• GIVEN TASK
Every record below should be transcribed exactly. Omit the images.

Extracted data entries

------

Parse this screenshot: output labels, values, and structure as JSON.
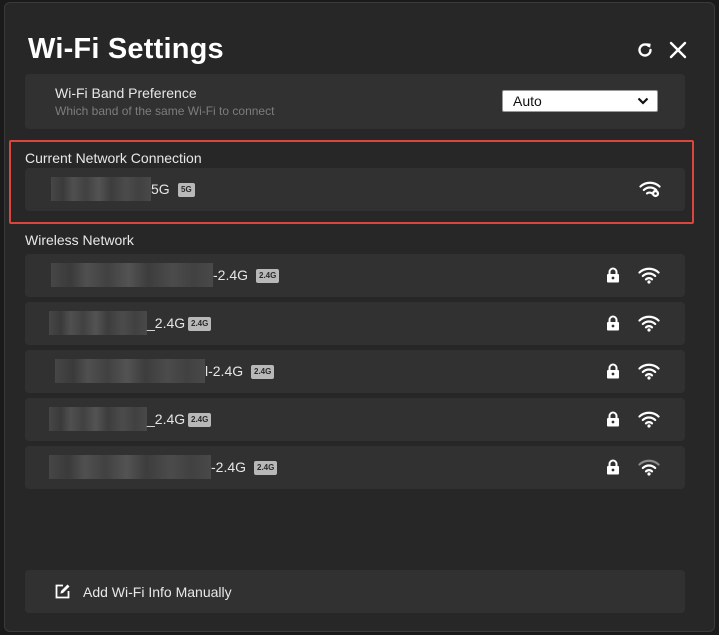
{
  "header": {
    "title": "Wi-Fi Settings",
    "refresh_icon": "refresh-icon",
    "close_icon": "close-icon"
  },
  "band_preference": {
    "title": "Wi-Fi Band Preference",
    "subtitle": "Which band of the same Wi-Fi to connect",
    "selected": "Auto"
  },
  "current": {
    "section_label": "Current Network Connection",
    "network": {
      "name_suffix": "5G",
      "band": "5G",
      "signal_icon": "wifi-connected-icon"
    }
  },
  "wireless": {
    "section_label": "Wireless Network",
    "networks": [
      {
        "name_suffix": "-2.4G",
        "band": "2.4G",
        "secured": true,
        "signal": "full"
      },
      {
        "name_suffix": "_2.4G",
        "band": "2.4G",
        "secured": true,
        "signal": "full"
      },
      {
        "name_suffix": "l-2.4G",
        "band": "2.4G",
        "secured": true,
        "signal": "full"
      },
      {
        "name_suffix": "_2.4G",
        "band": "2.4G",
        "secured": true,
        "signal": "full"
      },
      {
        "name_suffix": "-2.4G",
        "band": "2.4G",
        "secured": true,
        "signal": "medium"
      }
    ]
  },
  "add_manual": {
    "label": "Add Wi-Fi Info Manually",
    "icon": "edit-icon"
  },
  "colors": {
    "background": "#272727",
    "card": "#313131",
    "highlight": "#d9463d"
  }
}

------

• FINAL RESULT
Parse this screenshot: output labels, values, and structure as JSON.
{
  "header": {
    "title": "Wi-Fi Settings",
    "refresh_icon": "refresh-icon",
    "close_icon": "close-icon"
  },
  "band_preference": {
    "title": "Wi-Fi Band Preference",
    "subtitle": "Which band of the same Wi-Fi to connect",
    "selected": "Auto"
  },
  "current": {
    "section_label": "Current Network Connection",
    "network": {
      "name_suffix": "5G",
      "band": "5G",
      "signal_icon": "wifi-connected-icon"
    }
  },
  "wireless": {
    "section_label": "Wireless Network",
    "networks": [
      {
        "name_suffix": "-2.4G",
        "band": "2.4G",
        "secured": true,
        "signal": "full"
      },
      {
        "name_suffix": "_2.4G",
        "band": "2.4G",
        "secured": true,
        "signal": "full"
      },
      {
        "name_suffix": "l-2.4G",
        "band": "2.4G",
        "secured": true,
        "signal": "full"
      },
      {
        "name_suffix": "_2.4G",
        "band": "2.4G",
        "secured": true,
        "signal": "full"
      },
      {
        "name_suffix": "-2.4G",
        "band": "2.4G",
        "secured": true,
        "signal": "medium"
      }
    ]
  },
  "add_manual": {
    "label": "Add Wi-Fi Info Manually",
    "icon": "edit-icon"
  },
  "colors": {
    "background": "#272727",
    "card": "#313131",
    "highlight": "#d9463d"
  }
}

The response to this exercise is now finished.